TASK PROMPT » Word for word, copy all the data and drop the pictures.

## start INFORMATION PROVIDED

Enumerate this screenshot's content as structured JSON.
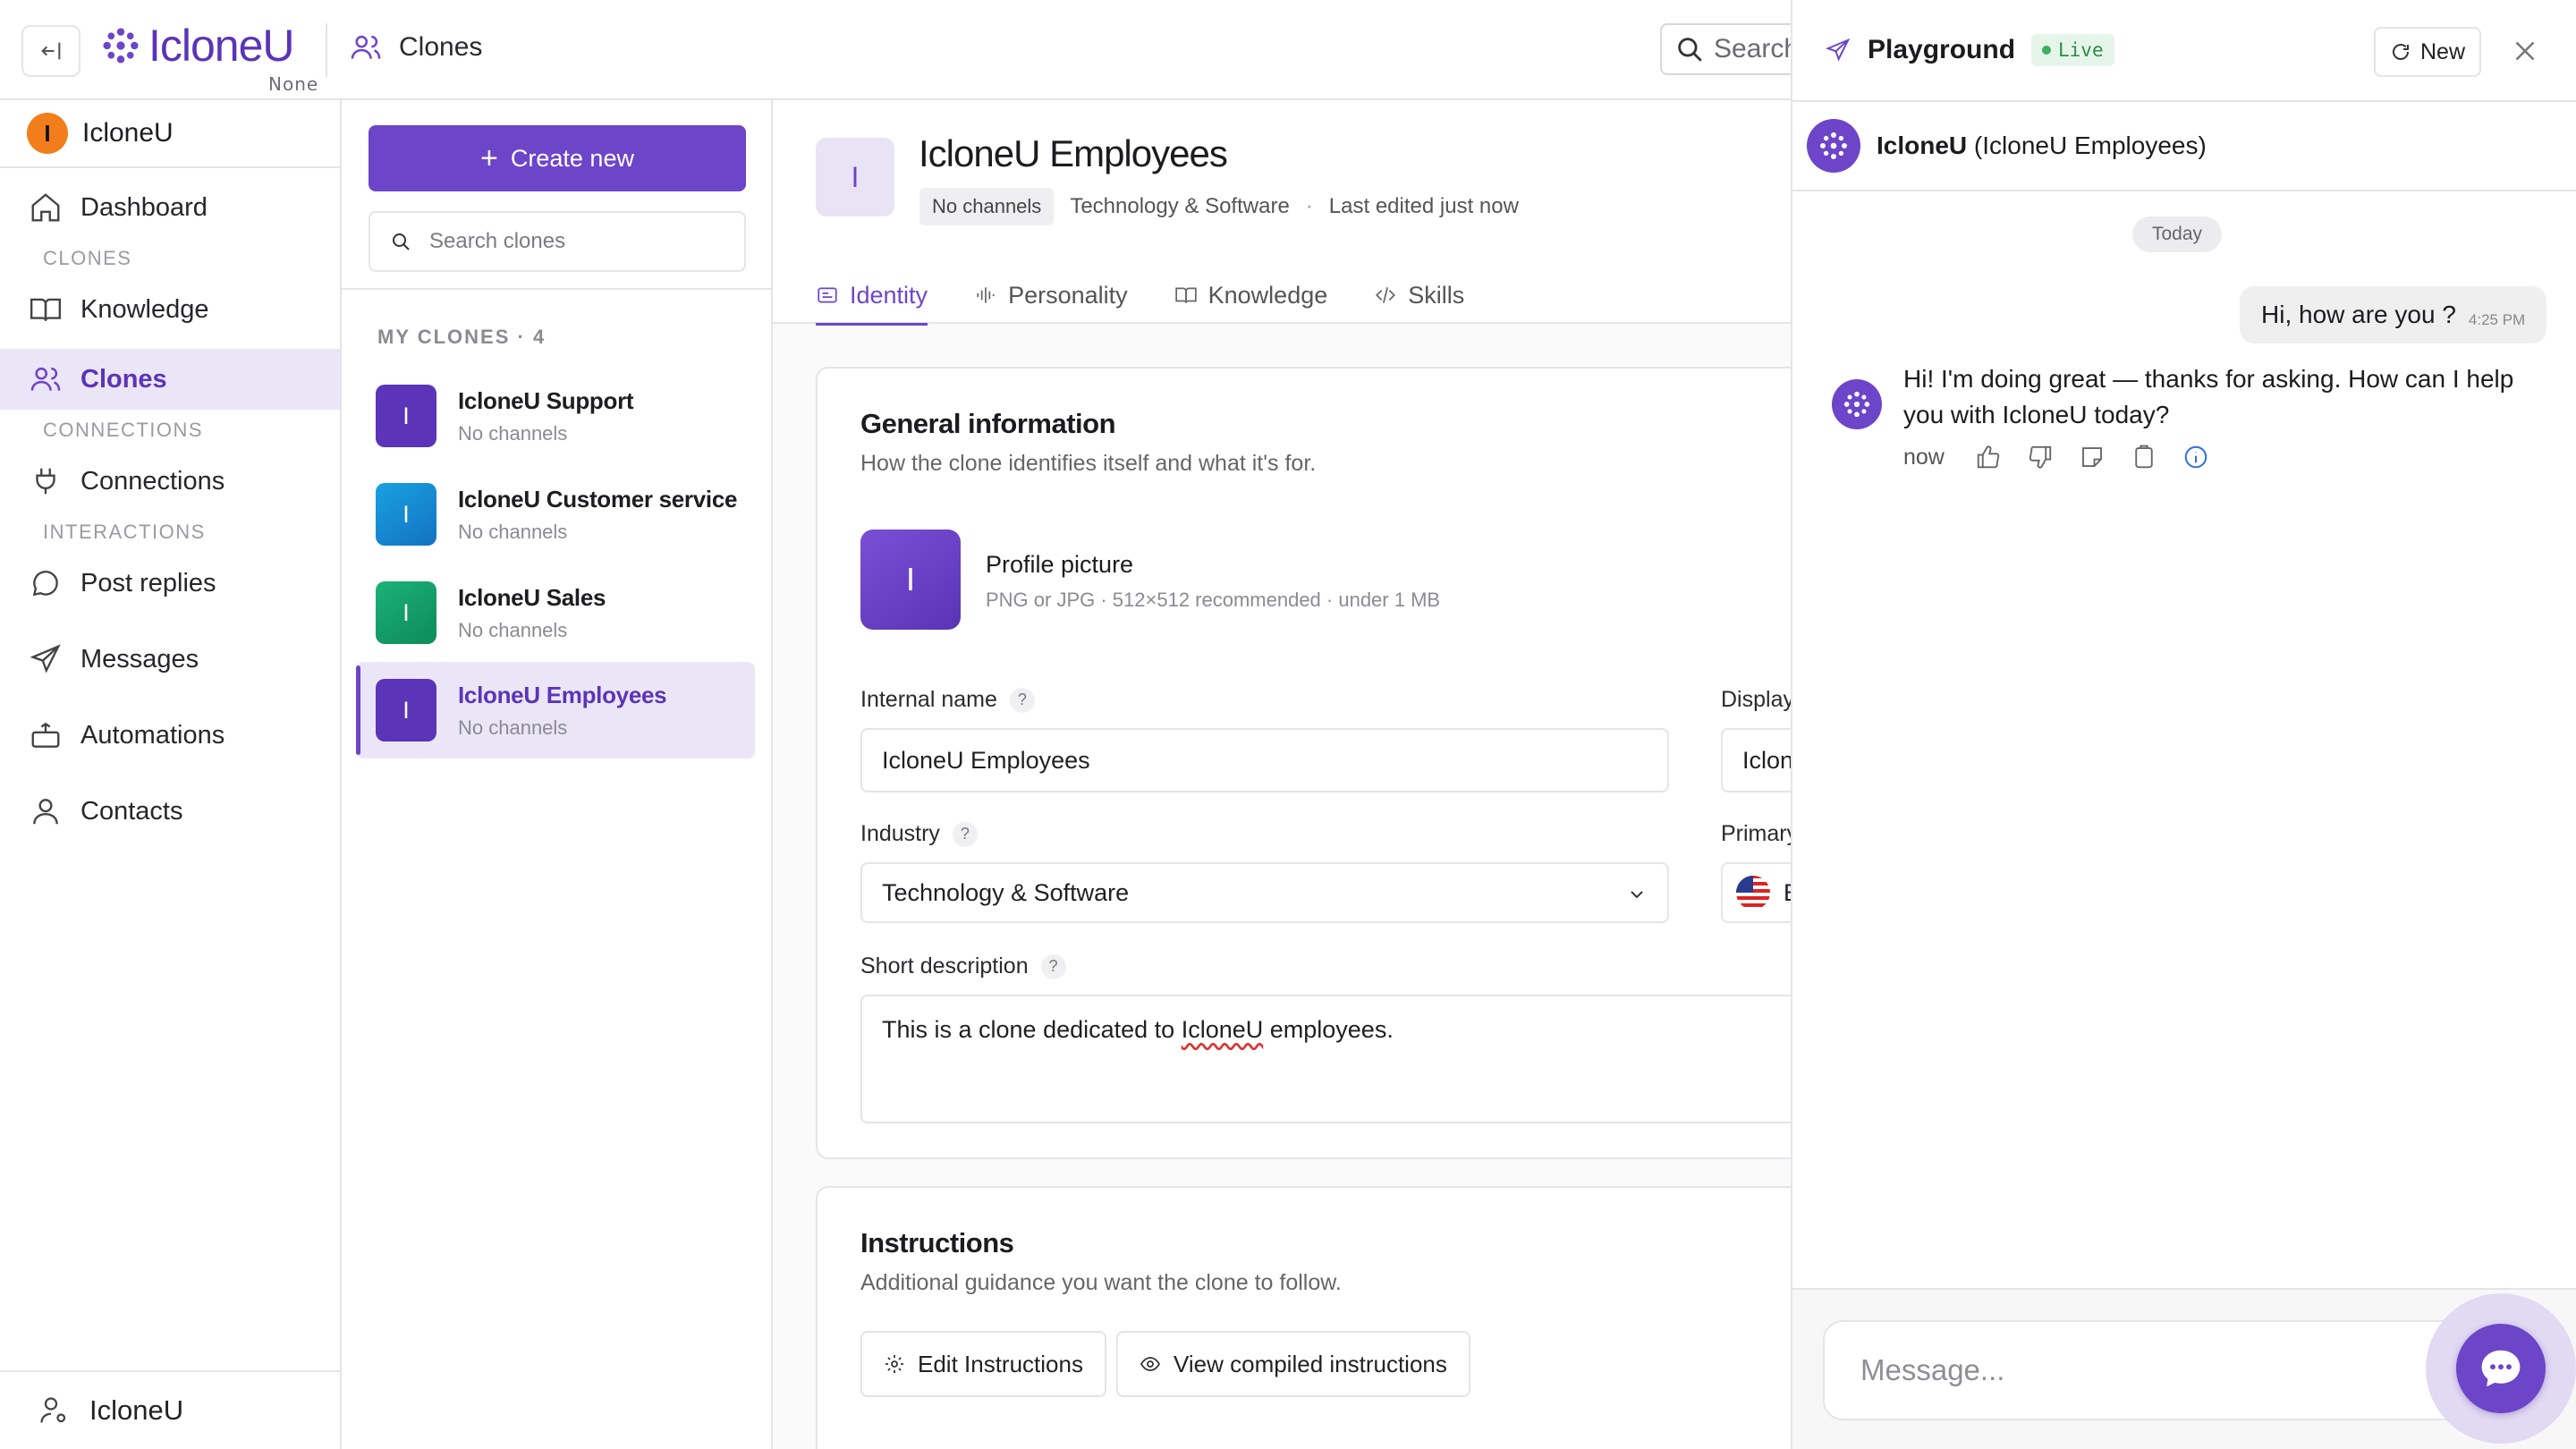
{
  "topbar": {
    "brand_name": "IcloneU",
    "brand_sub": "None",
    "page_title": "Clones",
    "search_label": "Search"
  },
  "nav": {
    "org_initial": "I",
    "org_name": "IcloneU",
    "dashboard": "Dashboard",
    "section_clones": "CLONES",
    "knowledge": "Knowledge",
    "clones": "Clones",
    "section_connections": "CONNECTIONS",
    "connections": "Connections",
    "section_interactions": "INTERACTIONS",
    "post_replies": "Post replies",
    "messages": "Messages",
    "automations": "Automations",
    "contacts": "Contacts",
    "footer_user": "IcloneU"
  },
  "clones_panel": {
    "create_label": "Create new",
    "search_placeholder": "Search clones",
    "heading": "MY CLONES · 4",
    "items": [
      {
        "initial": "I",
        "name": "IcloneU Support",
        "sub": "No channels",
        "color": "#5b34b8"
      },
      {
        "initial": "I",
        "name": "IcloneU Customer service",
        "sub": "No channels",
        "color": "#1c8fd6"
      },
      {
        "initial": "I",
        "name": "IcloneU Sales",
        "sub": "No channels",
        "color": "#14a06a"
      },
      {
        "initial": "I",
        "name": "IcloneU Employees",
        "sub": "No channels",
        "color": "#5b34b8"
      }
    ]
  },
  "main": {
    "initial": "I",
    "title": "IcloneU Employees",
    "chip": "No channels",
    "industry_meta": "Technology & Software",
    "sep": "·",
    "edited": "Last edited just now",
    "tabs": [
      "Identity",
      "Personality",
      "Knowledge",
      "Skills"
    ],
    "general": {
      "title": "General information",
      "subtitle": "How the clone identifies itself and what it's for.",
      "pic_initial": "I",
      "pic_title": "Profile picture",
      "pic_sub": "PNG or JPG · 512×512 recommended · under 1 MB",
      "internal_label": "Internal name",
      "internal_value": "IcloneU Employees",
      "display_label": "Display na",
      "display_value": "IcloneU",
      "industry_label": "Industry",
      "industry_value": "Technology & Software",
      "language_label": "Primary lar",
      "language_value": "Eng",
      "desc_label": "Short description",
      "desc_before": "This is a clone dedicated to ",
      "desc_misspelled": "IcloneU",
      "desc_after": " employees.",
      "help": "?"
    },
    "instructions": {
      "title": "Instructions",
      "subtitle": "Additional guidance you want the clone to follow.",
      "edit_label": "Edit Instructions",
      "view_label": "View compiled instructions"
    }
  },
  "playground": {
    "title": "Playground",
    "live": "Live",
    "new_label": "New",
    "bot_name_bold": "IcloneU",
    "bot_name_rest": " (IcloneU Employees)",
    "today": "Today",
    "user_msg": "Hi, how are you ?",
    "user_time": "4:25 PM",
    "bot_msg": "Hi! I'm doing great — thanks for asking. How can I help you with IcloneU today?",
    "bot_time": "now",
    "input_placeholder": "Message..."
  },
  "colors": {
    "accent": "#6d45c9",
    "live": "#2e8b48"
  }
}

## end INFORMATION PROVIDED

ANSWER »
Enumerate this screenshot's content as structured JSON.
{
  "topbar": {
    "brand_name": "IcloneU",
    "brand_sub": "None",
    "page_title": "Clones",
    "search_label": "Search"
  },
  "nav": {
    "org_initial": "I",
    "org_name": "IcloneU",
    "dashboard": "Dashboard",
    "section_clones": "CLONES",
    "knowledge": "Knowledge",
    "clones": "Clones",
    "section_connections": "CONNECTIONS",
    "connections": "Connections",
    "section_interactions": "INTERACTIONS",
    "post_replies": "Post replies",
    "messages": "Messages",
    "automations": "Automations",
    "contacts": "Contacts",
    "footer_user": "IcloneU"
  },
  "clones_panel": {
    "create_label": "Create new",
    "search_placeholder": "Search clones",
    "heading": "MY CLONES · 4",
    "items": [
      {
        "initial": "I",
        "name": "IcloneU Support",
        "sub": "No channels",
        "color": "#5b34b8"
      },
      {
        "initial": "I",
        "name": "IcloneU Customer service",
        "sub": "No channels",
        "color": "#1c8fd6"
      },
      {
        "initial": "I",
        "name": "IcloneU Sales",
        "sub": "No channels",
        "color": "#14a06a"
      },
      {
        "initial": "I",
        "name": "IcloneU Employees",
        "sub": "No channels",
        "color": "#5b34b8"
      }
    ]
  },
  "main": {
    "initial": "I",
    "title": "IcloneU Employees",
    "chip": "No channels",
    "industry_meta": "Technology & Software",
    "sep": "·",
    "edited": "Last edited just now",
    "tabs": [
      "Identity",
      "Personality",
      "Knowledge",
      "Skills"
    ],
    "general": {
      "title": "General information",
      "subtitle": "How the clone identifies itself and what it's for.",
      "pic_initial": "I",
      "pic_title": "Profile picture",
      "pic_sub": "PNG or JPG · 512×512 recommended · under 1 MB",
      "internal_label": "Internal name",
      "internal_value": "IcloneU Employees",
      "display_label": "Display na",
      "display_value": "IcloneU",
      "industry_label": "Industry",
      "industry_value": "Technology & Software",
      "language_label": "Primary lar",
      "language_value": "Eng",
      "desc_label": "Short description",
      "desc_before": "This is a clone dedicated to ",
      "desc_misspelled": "IcloneU",
      "desc_after": " employees.",
      "help": "?"
    },
    "instructions": {
      "title": "Instructions",
      "subtitle": "Additional guidance you want the clone to follow.",
      "edit_label": "Edit Instructions",
      "view_label": "View compiled instructions"
    }
  },
  "playground": {
    "title": "Playground",
    "live": "Live",
    "new_label": "New",
    "bot_name_bold": "IcloneU",
    "bot_name_rest": " (IcloneU Employees)",
    "today": "Today",
    "user_msg": "Hi, how are you ?",
    "user_time": "4:25 PM",
    "bot_msg": "Hi! I'm doing great — thanks for asking. How can I help you with IcloneU today?",
    "bot_time": "now",
    "input_placeholder": "Message..."
  },
  "colors": {
    "accent": "#6d45c9",
    "live": "#2e8b48"
  }
}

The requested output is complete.